• _JOB_
Write the records below out in full, character for character, with no pictures.

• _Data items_
◆ ◆ ◆ ◆ ◆

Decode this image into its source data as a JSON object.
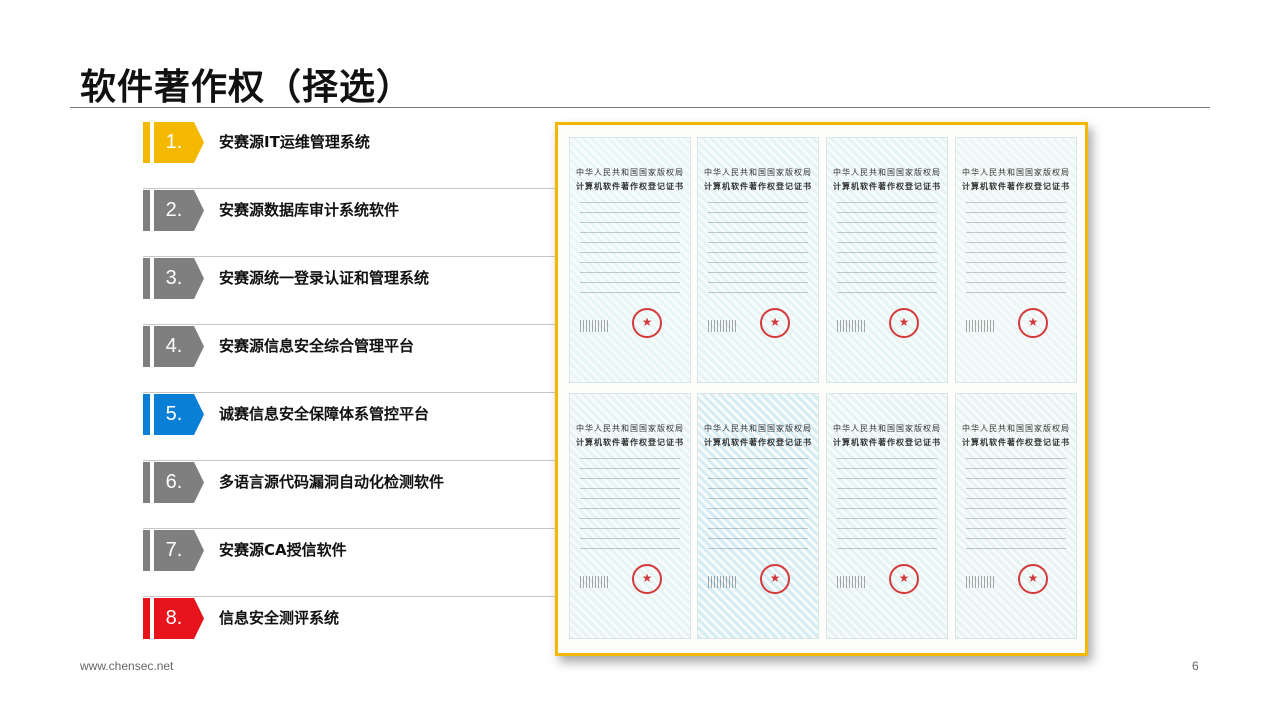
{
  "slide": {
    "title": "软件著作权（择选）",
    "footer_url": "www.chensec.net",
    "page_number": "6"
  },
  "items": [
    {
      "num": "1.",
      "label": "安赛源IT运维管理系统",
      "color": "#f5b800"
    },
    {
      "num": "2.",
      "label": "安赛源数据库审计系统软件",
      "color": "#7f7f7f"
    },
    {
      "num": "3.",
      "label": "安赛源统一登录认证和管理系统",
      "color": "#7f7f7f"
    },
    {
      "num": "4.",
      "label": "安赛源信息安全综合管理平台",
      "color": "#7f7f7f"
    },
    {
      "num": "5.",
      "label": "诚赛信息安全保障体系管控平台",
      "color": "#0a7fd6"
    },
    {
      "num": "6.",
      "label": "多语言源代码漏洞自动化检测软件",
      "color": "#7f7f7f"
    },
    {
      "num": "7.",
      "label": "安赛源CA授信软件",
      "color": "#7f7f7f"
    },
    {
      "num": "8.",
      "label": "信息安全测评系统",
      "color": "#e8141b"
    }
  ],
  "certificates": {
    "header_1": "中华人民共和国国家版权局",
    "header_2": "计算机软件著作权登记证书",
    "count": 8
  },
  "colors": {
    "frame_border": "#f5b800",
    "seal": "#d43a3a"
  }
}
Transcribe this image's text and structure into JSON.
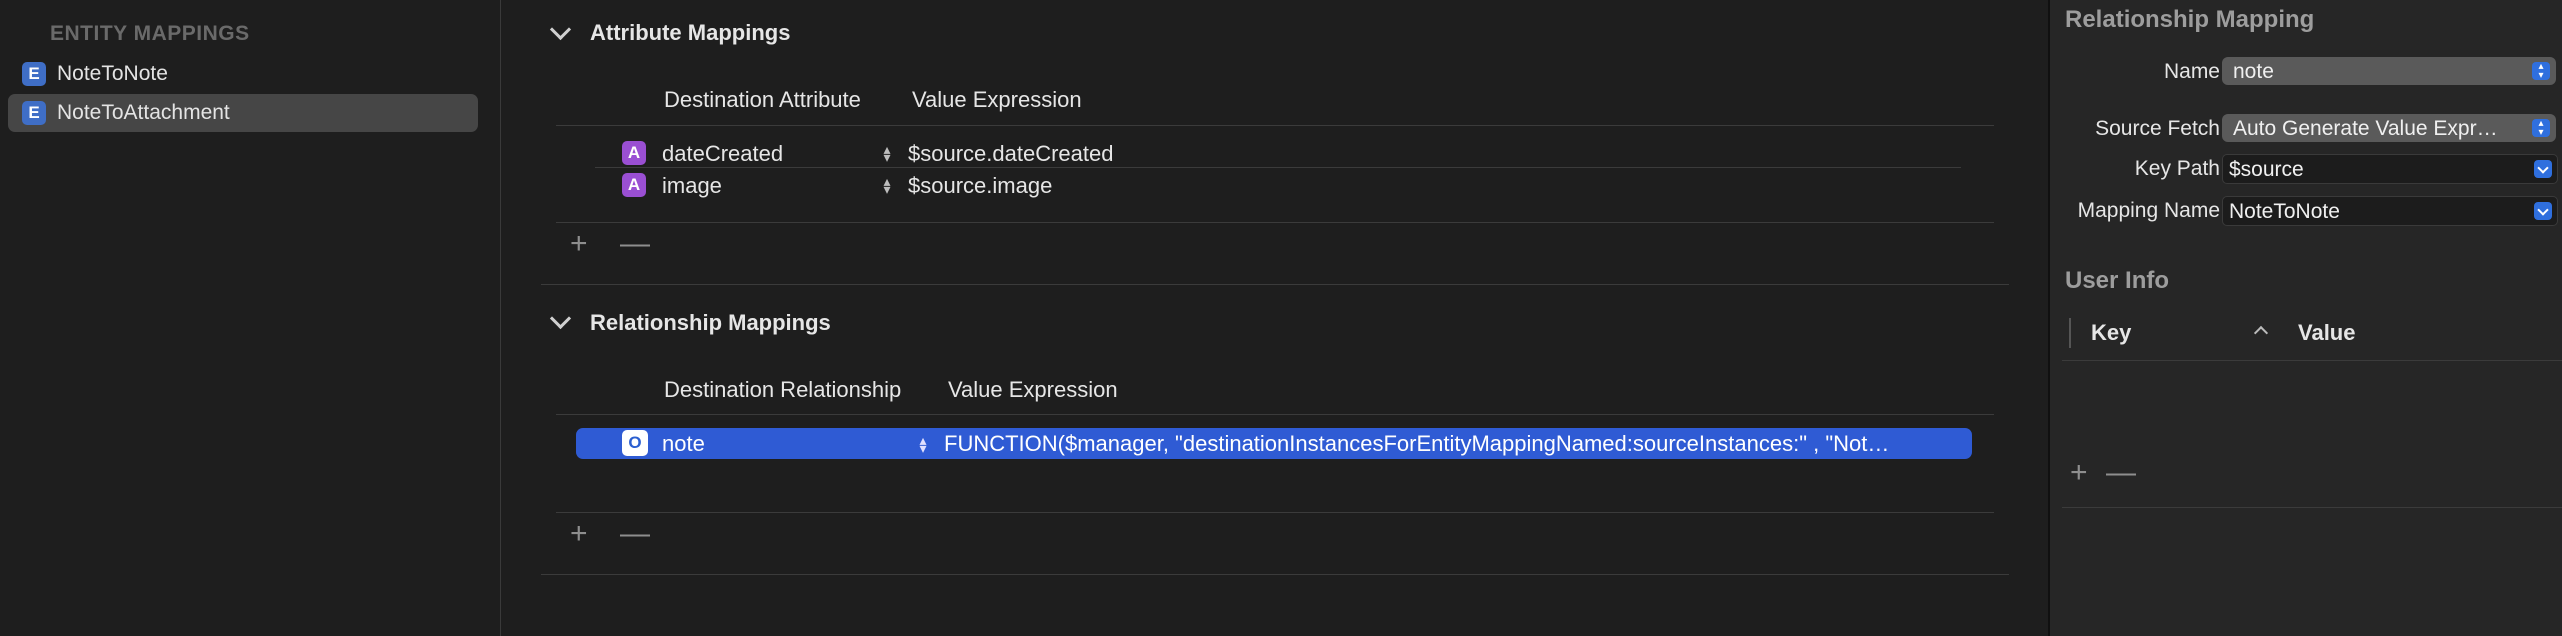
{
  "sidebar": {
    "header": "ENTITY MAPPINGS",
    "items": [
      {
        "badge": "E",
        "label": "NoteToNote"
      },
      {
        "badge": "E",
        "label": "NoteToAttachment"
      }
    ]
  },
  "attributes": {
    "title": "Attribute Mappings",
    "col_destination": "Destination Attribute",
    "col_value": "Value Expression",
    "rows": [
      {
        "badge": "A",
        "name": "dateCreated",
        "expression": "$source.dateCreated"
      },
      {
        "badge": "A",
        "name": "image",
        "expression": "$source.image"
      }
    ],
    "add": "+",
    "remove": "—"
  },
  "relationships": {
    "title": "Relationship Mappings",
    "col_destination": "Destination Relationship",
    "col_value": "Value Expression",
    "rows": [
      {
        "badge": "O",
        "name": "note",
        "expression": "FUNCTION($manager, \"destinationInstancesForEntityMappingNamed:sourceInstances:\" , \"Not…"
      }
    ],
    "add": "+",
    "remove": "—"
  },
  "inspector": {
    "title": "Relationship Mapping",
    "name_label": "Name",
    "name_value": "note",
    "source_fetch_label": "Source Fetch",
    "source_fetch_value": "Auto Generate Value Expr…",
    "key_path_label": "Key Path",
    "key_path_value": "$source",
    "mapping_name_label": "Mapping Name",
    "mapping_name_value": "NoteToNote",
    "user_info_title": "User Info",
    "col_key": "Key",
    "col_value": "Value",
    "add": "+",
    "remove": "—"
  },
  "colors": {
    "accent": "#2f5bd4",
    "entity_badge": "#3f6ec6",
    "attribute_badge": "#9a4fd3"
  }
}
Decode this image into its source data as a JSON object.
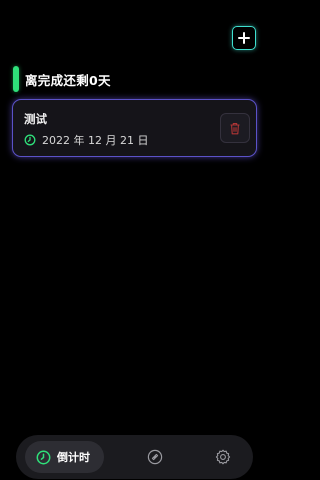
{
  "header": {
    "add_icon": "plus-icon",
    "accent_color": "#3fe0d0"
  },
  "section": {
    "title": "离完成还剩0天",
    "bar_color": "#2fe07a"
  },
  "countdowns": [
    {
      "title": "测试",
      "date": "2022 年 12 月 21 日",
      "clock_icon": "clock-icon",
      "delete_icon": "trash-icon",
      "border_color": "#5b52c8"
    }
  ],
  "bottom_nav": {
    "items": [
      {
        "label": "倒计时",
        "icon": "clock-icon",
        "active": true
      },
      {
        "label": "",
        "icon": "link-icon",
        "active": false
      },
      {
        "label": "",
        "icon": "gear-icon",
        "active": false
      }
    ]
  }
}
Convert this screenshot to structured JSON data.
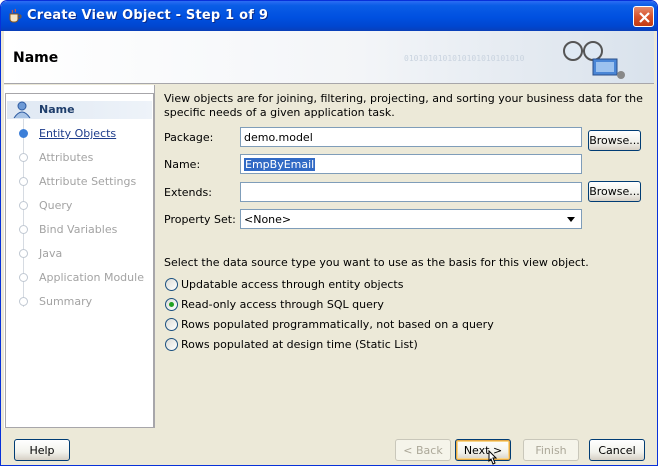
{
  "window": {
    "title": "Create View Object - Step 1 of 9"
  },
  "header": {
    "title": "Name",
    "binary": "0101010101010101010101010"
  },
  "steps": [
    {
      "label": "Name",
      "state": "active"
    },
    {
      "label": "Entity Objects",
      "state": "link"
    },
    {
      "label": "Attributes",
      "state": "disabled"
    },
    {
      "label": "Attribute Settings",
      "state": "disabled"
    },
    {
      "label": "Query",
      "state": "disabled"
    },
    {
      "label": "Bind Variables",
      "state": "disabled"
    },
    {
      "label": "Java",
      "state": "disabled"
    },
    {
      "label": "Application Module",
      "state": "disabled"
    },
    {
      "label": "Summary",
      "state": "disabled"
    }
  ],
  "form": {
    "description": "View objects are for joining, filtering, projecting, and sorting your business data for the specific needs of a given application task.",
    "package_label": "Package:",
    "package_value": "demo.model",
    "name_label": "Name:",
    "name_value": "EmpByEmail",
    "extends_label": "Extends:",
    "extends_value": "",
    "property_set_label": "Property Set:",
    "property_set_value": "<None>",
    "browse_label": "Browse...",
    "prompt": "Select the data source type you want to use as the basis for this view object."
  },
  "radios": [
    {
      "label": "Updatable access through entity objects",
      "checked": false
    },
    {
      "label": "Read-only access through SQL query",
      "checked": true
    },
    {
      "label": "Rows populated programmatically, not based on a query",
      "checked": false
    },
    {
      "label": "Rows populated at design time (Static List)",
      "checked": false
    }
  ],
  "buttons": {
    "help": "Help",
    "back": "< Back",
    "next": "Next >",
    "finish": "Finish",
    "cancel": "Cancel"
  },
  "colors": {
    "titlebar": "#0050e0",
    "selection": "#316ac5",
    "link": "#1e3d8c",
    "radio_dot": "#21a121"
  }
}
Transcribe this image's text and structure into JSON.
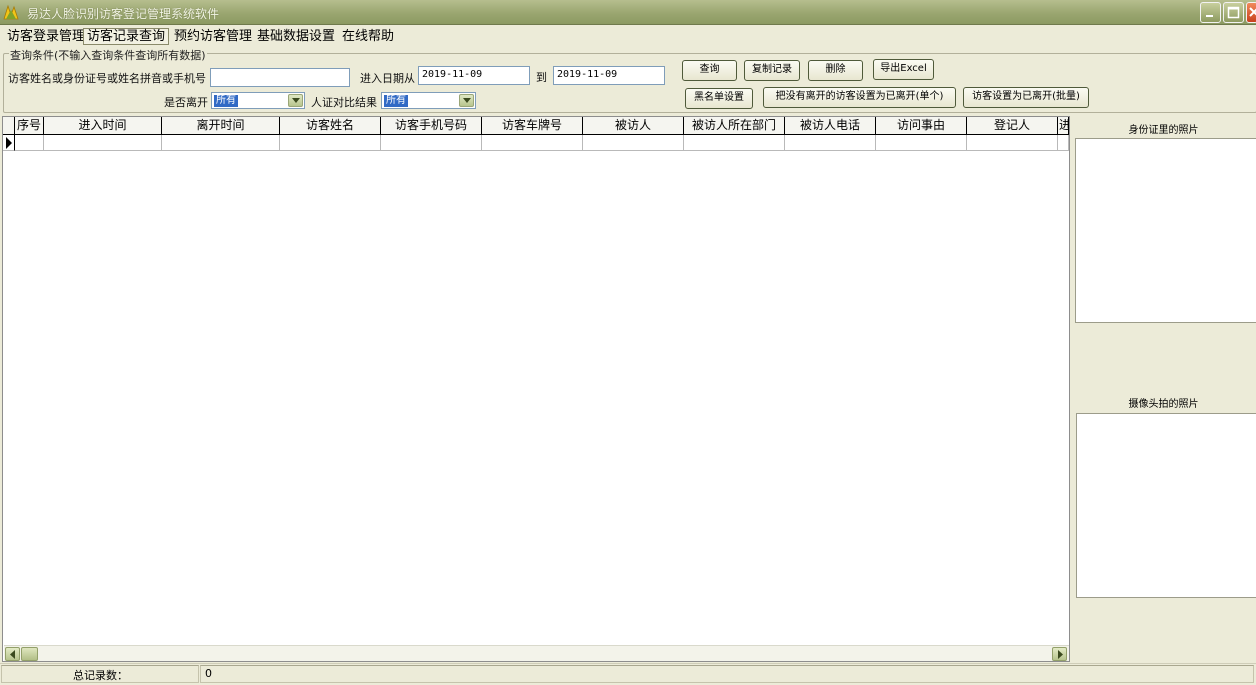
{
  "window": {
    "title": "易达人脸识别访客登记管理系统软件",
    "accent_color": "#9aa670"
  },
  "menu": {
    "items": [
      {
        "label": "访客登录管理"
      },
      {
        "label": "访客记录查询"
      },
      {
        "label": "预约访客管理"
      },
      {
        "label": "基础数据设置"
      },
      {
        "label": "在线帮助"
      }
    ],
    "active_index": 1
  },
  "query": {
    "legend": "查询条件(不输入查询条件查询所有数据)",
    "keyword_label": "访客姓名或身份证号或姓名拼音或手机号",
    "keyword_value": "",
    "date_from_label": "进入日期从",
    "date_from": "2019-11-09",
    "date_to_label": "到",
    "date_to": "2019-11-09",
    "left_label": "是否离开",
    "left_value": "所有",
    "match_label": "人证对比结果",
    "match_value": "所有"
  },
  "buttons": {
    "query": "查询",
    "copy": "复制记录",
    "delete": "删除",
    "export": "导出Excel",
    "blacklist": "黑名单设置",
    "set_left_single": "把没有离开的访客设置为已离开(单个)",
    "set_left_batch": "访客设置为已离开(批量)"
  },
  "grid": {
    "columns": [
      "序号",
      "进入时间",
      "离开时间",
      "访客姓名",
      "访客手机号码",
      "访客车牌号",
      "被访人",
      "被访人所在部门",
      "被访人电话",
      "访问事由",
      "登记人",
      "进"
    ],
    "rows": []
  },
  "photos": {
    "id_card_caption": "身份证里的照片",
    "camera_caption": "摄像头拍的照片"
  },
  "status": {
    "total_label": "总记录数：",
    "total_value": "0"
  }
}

◆ ◆ ◆ ◆ ◆

• _EXPECTED ANSWER_
Decode this image into its source data as a JSON object.
{
  "slide": {
    "title": "软件著作权（择选）",
    "footer_url": "www.chensec.net",
    "page_number": "6"
  },
  "items": [
    {
      "num": "1.",
      "label": "安赛源IT运维管理系统",
      "color": "#f5b800"
    },
    {
      "num": "2.",
      "label": "安赛源数据库审计系统软件",
      "color": "#7f7f7f"
    },
    {
      "num": "3.",
      "label": "安赛源统一登录认证和管理系统",
      "color": "#7f7f7f"
    },
    {
      "num": "4.",
      "label": "安赛源信息安全综合管理平台",
      "color": "#7f7f7f"
    },
    {
      "num": "5.",
      "label": "诚赛信息安全保障体系管控平台",
      "color": "#0a7fd6"
    },
    {
      "num": "6.",
      "label": "多语言源代码漏洞自动化检测软件",
      "color": "#7f7f7f"
    },
    {
      "num": "7.",
      "label": "安赛源CA授信软件",
      "color": "#7f7f7f"
    },
    {
      "num": "8.",
      "label": "信息安全测评系统",
      "color": "#e8141b"
    }
  ],
  "certificates": {
    "header_1": "中华人民共和国国家版权局",
    "header_2": "计算机软件著作权登记证书",
    "count": 8
  },
  "colors": {
    "frame_border": "#f5b800",
    "seal": "#d43a3a"
  }
}
Transcribe this image's text and structure into JSON.
{
  "sidebar": {
    "header": "ENTITY MAPPINGS",
    "items": [
      {
        "badge": "E",
        "label": "NoteToNote"
      },
      {
        "badge": "E",
        "label": "NoteToAttachment"
      }
    ]
  },
  "attributes": {
    "title": "Attribute Mappings",
    "col_destination": "Destination Attribute",
    "col_value": "Value Expression",
    "rows": [
      {
        "badge": "A",
        "name": "dateCreated",
        "expression": "$source.dateCreated"
      },
      {
        "badge": "A",
        "name": "image",
        "expression": "$source.image"
      }
    ],
    "add": "+",
    "remove": "—"
  },
  "relationships": {
    "title": "Relationship Mappings",
    "col_destination": "Destination Relationship",
    "col_value": "Value Expression",
    "rows": [
      {
        "badge": "O",
        "name": "note",
        "expression": "FUNCTION($manager, \"destinationInstancesForEntityMappingNamed:sourceInstances:\" , \"Not…"
      }
    ],
    "add": "+",
    "remove": "—"
  },
  "inspector": {
    "title": "Relationship Mapping",
    "name_label": "Name",
    "name_value": "note",
    "source_fetch_label": "Source Fetch",
    "source_fetch_value": "Auto Generate Value Expr…",
    "key_path_label": "Key Path",
    "key_path_value": "$source",
    "mapping_name_label": "Mapping Name",
    "mapping_name_value": "NoteToNote",
    "user_info_title": "User Info",
    "col_key": "Key",
    "col_value": "Value",
    "add": "+",
    "remove": "—"
  },
  "colors": {
    "accent": "#2f5bd4",
    "entity_badge": "#3f6ec6",
    "attribute_badge": "#9a4fd3"
  }
}
Decode this image into its source data as a JSON object.
{
  "header": {
    "add_icon": "plus-icon",
    "accent_color": "#3fe0d0"
  },
  "section": {
    "title": "离完成还剩0天",
    "bar_color": "#2fe07a"
  },
  "countdowns": [
    {
      "title": "测试",
      "date": "2022 年 12 月 21 日",
      "clock_icon": "clock-icon",
      "delete_icon": "trash-icon",
      "border_color": "#5b52c8"
    }
  ],
  "bottom_nav": {
    "items": [
      {
        "label": "倒计时",
        "icon": "clock-icon",
        "active": true
      },
      {
        "label": "",
        "icon": "link-icon",
        "active": false
      },
      {
        "label": "",
        "icon": "gear-icon",
        "active": false
      }
    ]
  }
}
Convert this screenshot to structured JSON data.
{
  "window": {
    "title": "Create View Object - Step 1 of 9"
  },
  "header": {
    "title": "Name",
    "binary": "0101010101010101010101010"
  },
  "steps": [
    {
      "label": "Name",
      "state": "active"
    },
    {
      "label": "Entity Objects",
      "state": "link"
    },
    {
      "label": "Attributes",
      "state": "disabled"
    },
    {
      "label": "Attribute Settings",
      "state": "disabled"
    },
    {
      "label": "Query",
      "state": "disabled"
    },
    {
      "label": "Bind Variables",
      "state": "disabled"
    },
    {
      "label": "Java",
      "state": "disabled"
    },
    {
      "label": "Application Module",
      "state": "disabled"
    },
    {
      "label": "Summary",
      "state": "disabled"
    }
  ],
  "form": {
    "description": "View objects are for joining, filtering, projecting, and sorting your business data for the specific needs of a given application task.",
    "package_label": "Package:",
    "package_value": "demo.model",
    "name_label": "Name:",
    "name_value": "EmpByEmail",
    "extends_label": "Extends:",
    "extends_value": "",
    "property_set_label": "Property Set:",
    "property_set_value": "<None>",
    "browse_label": "Browse...",
    "prompt": "Select the data source type you want to use as the basis for this view object."
  },
  "radios": [
    {
      "label": "Updatable access through entity objects",
      "checked": false
    },
    {
      "label": "Read-only access through SQL query",
      "checked": true
    },
    {
      "label": "Rows populated programmatically, not based on a query",
      "checked": false
    },
    {
      "label": "Rows populated at design time (Static List)",
      "checked": false
    }
  ],
  "buttons": {
    "help": "Help",
    "back": "< Back",
    "next": "Next >",
    "finish": "Finish",
    "cancel": "Cancel"
  },
  "colors": {
    "titlebar": "#0050e0",
    "selection": "#316ac5",
    "link": "#1e3d8c",
    "radio_dot": "#21a121"
  }
}
Transcribe this image's text and structure into JSON.
{
  "window": {
    "title": "易达人脸识别访客登记管理系统软件",
    "accent_color": "#9aa670"
  },
  "menu": {
    "items": [
      {
        "label": "访客登录管理"
      },
      {
        "label": "访客记录查询"
      },
      {
        "label": "预约访客管理"
      },
      {
        "label": "基础数据设置"
      },
      {
        "label": "在线帮助"
      }
    ],
    "active_index": 1
  },
  "query": {
    "legend": "查询条件(不输入查询条件查询所有数据)",
    "keyword_label": "访客姓名或身份证号或姓名拼音或手机号",
    "keyword_value": "",
    "date_from_label": "进入日期从",
    "date_from": "2019-11-09",
    "date_to_label": "到",
    "date_to": "2019-11-09",
    "left_label": "是否离开",
    "left_value": "所有",
    "match_label": "人证对比结果",
    "match_value": "所有"
  },
  "buttons": {
    "query": "查询",
    "copy": "复制记录",
    "delete": "删除",
    "export": "导出Excel",
    "blacklist": "黑名单设置",
    "set_left_single": "把没有离开的访客设置为已离开(单个)",
    "set_left_batch": "访客设置为已离开(批量)"
  },
  "grid": {
    "columns": [
      "序号",
      "进入时间",
      "离开时间",
      "访客姓名",
      "访客手机号码",
      "访客车牌号",
      "被访人",
      "被访人所在部门",
      "被访人电话",
      "访问事由",
      "登记人",
      "进"
    ],
    "rows": []
  },
  "photos": {
    "id_card_caption": "身份证里的照片",
    "camera_caption": "摄像头拍的照片"
  },
  "status": {
    "total_label": "总记录数：",
    "total_value": "0"
  }
}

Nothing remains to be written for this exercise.